**Goal:** Write out every single entry exactly.

**Given information:**
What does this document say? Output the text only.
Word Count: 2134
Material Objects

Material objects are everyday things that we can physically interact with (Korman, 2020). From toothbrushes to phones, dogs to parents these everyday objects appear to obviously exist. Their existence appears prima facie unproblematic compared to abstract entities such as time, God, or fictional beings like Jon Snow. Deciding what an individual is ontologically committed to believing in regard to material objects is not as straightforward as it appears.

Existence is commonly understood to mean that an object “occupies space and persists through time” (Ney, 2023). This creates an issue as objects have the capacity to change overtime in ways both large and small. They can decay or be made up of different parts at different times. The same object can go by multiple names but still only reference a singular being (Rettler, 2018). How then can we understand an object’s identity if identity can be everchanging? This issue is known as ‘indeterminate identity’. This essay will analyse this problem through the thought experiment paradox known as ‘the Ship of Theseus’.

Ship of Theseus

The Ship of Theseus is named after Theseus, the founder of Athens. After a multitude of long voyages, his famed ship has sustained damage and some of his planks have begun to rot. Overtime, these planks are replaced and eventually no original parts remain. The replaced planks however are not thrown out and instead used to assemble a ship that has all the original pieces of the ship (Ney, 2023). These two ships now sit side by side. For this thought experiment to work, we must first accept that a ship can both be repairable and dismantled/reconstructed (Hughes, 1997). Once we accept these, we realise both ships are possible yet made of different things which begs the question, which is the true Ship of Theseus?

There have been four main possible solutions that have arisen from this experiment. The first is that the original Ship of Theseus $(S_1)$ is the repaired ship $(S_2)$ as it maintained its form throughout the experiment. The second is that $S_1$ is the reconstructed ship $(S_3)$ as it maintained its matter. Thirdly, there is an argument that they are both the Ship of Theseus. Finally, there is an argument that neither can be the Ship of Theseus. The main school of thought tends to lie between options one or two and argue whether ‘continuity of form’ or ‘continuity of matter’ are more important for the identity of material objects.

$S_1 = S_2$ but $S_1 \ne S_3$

**Task result:**
What does this document say? Output the text only.
Word Count: 2134
Material Objects

Material objects are everyday things that we can physically interact with (Korman, 2020). From toothbrushes to phones, dogs to parents these everyday objects appear to obviously exist. Their existence appears prima facie unproblematic compared to abstract entities such as time, God, or fictional beings like Jon Snow. Deciding what an individual is ontologically committed to believing in regard to material objects is not as straightforward as it appears.

Existence is commonly understood to mean that an object “occupies space and persists through time” (Ney, 2023). This creates an issue as objects have the capacity to change overtime in ways both large and small. They can decay or be made up of different parts at different times. The same object can go by multiple names but still only reference a singular being (Rettler, 2018). How then can we understand an object’s identity if identity can be everchanging? This issue is known as ‘indeterminate identity’. This essay will analyse this problem through the thought experiment paradox known as ‘the Ship of Theseus’.

Ship of Theseus

The Ship of Theseus is named after Theseus, the founder of Athens. After a multitude of long voyages, his famed ship has sustained damage and some of his planks have begun to rot. Overtime, these planks are replaced and eventually no original parts remain. The replaced planks however are not thrown out and instead used to assemble a ship that has all the original pieces of the ship (Ney, 2023). These two ships now sit side by side. For this thought experiment to work, we must first accept that a ship can both be repairable and dismantled/reconstructed (Hughes, 1997). Once we accept these, we realise both ships are possible yet made of different things which begs the question, which is the true Ship of Theseus?

There have been four main possible solutions that have arisen from this experiment. The first is that the original Ship of Theseus $(S_1)$ is the repaired ship $(S_2)$ as it maintained its form throughout the experiment. The second is that $S_1$ is the reconstructed ship $(S_3)$ as it maintained its matter. Thirdly, there is an argument that they are both the Ship of Theseus. Finally, there is an argument that neither can be the Ship of Theseus. The main school of thought tends to lie between options one or two and argue whether ‘continuity of form’ or ‘continuity of matter’ are more important for the identity of material objects.

$S_1 = S_2$ but $S_1 \ne S_3$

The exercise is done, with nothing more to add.